> _ASSIGNMENT_
Where does the word "Dược" show up in the data? Please find each such line and copy it.
-- STORED DATA follows --
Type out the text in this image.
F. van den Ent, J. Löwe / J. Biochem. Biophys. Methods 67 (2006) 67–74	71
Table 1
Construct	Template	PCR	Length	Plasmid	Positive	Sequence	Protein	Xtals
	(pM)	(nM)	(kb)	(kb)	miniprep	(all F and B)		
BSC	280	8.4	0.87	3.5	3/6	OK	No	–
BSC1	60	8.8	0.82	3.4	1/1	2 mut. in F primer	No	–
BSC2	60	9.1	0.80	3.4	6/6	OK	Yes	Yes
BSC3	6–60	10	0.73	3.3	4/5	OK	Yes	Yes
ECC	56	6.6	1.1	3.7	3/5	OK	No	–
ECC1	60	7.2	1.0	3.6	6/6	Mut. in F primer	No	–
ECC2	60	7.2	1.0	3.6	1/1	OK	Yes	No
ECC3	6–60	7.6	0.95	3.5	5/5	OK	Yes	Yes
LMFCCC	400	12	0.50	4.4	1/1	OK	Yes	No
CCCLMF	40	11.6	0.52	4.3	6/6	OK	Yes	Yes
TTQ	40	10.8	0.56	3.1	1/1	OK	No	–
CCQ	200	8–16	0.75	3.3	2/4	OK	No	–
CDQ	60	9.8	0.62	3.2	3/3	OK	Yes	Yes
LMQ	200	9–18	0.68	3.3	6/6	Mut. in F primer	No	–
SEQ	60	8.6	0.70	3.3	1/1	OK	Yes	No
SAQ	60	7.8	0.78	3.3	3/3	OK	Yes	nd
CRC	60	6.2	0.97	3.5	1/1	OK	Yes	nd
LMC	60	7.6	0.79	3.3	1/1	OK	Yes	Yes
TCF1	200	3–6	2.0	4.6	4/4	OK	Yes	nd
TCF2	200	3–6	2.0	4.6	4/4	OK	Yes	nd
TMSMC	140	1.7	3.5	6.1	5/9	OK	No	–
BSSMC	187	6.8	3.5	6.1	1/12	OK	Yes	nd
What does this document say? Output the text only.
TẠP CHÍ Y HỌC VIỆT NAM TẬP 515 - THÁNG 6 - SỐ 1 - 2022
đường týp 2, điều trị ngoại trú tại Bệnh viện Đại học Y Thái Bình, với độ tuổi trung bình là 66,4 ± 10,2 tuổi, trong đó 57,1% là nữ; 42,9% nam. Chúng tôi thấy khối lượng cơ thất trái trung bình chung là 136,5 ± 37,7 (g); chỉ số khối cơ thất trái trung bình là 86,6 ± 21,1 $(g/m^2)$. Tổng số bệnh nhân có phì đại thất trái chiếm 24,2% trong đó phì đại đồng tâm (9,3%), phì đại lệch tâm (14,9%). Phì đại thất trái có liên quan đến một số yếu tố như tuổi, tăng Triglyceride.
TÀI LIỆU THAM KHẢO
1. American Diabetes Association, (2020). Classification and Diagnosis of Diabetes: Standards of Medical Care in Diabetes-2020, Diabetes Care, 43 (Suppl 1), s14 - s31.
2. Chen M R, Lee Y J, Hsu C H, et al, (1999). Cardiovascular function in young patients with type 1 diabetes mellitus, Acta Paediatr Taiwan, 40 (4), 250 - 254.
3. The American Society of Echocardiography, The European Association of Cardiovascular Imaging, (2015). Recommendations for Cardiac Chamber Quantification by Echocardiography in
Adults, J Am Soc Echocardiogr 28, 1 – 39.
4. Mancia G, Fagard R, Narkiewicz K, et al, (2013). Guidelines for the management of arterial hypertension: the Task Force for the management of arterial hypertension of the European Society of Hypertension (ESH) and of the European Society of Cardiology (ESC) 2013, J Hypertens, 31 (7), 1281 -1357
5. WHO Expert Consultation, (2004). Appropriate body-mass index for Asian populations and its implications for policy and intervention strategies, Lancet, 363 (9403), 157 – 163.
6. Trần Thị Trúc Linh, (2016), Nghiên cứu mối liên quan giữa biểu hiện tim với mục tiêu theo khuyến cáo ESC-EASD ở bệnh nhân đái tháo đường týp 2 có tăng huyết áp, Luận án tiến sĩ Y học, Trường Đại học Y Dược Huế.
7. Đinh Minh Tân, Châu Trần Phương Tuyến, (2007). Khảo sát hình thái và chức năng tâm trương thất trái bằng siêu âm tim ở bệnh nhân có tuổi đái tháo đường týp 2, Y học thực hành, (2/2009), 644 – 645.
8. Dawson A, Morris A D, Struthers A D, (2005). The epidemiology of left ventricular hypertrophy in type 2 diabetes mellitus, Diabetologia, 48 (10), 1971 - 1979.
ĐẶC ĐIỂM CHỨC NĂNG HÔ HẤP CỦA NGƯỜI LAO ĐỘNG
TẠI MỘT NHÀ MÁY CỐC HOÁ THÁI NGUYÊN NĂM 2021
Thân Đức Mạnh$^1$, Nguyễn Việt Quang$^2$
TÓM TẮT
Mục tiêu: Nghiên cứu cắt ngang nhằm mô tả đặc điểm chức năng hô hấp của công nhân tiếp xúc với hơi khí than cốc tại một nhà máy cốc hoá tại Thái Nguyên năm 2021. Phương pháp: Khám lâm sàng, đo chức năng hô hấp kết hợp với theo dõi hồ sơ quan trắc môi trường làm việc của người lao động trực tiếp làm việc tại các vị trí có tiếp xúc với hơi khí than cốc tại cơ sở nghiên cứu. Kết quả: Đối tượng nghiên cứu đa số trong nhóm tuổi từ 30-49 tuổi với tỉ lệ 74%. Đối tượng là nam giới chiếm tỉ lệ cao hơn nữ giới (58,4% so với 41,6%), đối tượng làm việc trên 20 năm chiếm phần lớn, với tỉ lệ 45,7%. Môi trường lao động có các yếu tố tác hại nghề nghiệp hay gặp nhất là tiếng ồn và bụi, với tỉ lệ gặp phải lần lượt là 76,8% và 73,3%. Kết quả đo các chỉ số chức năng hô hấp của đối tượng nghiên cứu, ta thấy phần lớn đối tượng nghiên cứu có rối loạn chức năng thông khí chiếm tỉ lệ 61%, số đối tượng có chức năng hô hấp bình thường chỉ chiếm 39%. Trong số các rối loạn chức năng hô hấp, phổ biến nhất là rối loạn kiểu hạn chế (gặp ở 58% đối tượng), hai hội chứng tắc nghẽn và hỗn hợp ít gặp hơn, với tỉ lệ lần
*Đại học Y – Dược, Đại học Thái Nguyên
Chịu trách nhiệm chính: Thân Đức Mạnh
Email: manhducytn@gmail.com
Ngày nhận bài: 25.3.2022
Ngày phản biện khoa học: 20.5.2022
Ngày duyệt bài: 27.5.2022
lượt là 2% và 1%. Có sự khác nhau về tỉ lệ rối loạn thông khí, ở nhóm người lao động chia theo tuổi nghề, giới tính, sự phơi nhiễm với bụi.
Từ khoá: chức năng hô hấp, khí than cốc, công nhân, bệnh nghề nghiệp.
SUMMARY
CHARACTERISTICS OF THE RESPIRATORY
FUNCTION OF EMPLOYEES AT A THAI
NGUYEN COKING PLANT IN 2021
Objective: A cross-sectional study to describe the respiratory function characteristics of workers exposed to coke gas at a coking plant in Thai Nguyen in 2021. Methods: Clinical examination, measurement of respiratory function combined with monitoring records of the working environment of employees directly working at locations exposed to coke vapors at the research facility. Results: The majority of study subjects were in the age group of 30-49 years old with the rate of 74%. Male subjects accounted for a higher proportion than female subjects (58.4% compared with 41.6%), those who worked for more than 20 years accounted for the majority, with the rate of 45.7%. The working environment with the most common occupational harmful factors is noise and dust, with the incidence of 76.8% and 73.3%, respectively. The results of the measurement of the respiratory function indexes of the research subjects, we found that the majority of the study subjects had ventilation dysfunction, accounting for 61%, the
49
-- STORED DATA concluded --
> _YOUR SOLUTION_
6. Trần Thị Trúc Linh, (2016), Nghiên cứu mối liên quan giữa biểu hiện tim với mục tiêu theo khuyến cáo ESC-EASD ở bệnh nhân đái tháo đường týp 2 có tăng huyết áp, Luận án tiến sĩ Y học, Trường Đại học Y Dược Huế.
*Đại học Y – Dược, Đại học Thái Nguyên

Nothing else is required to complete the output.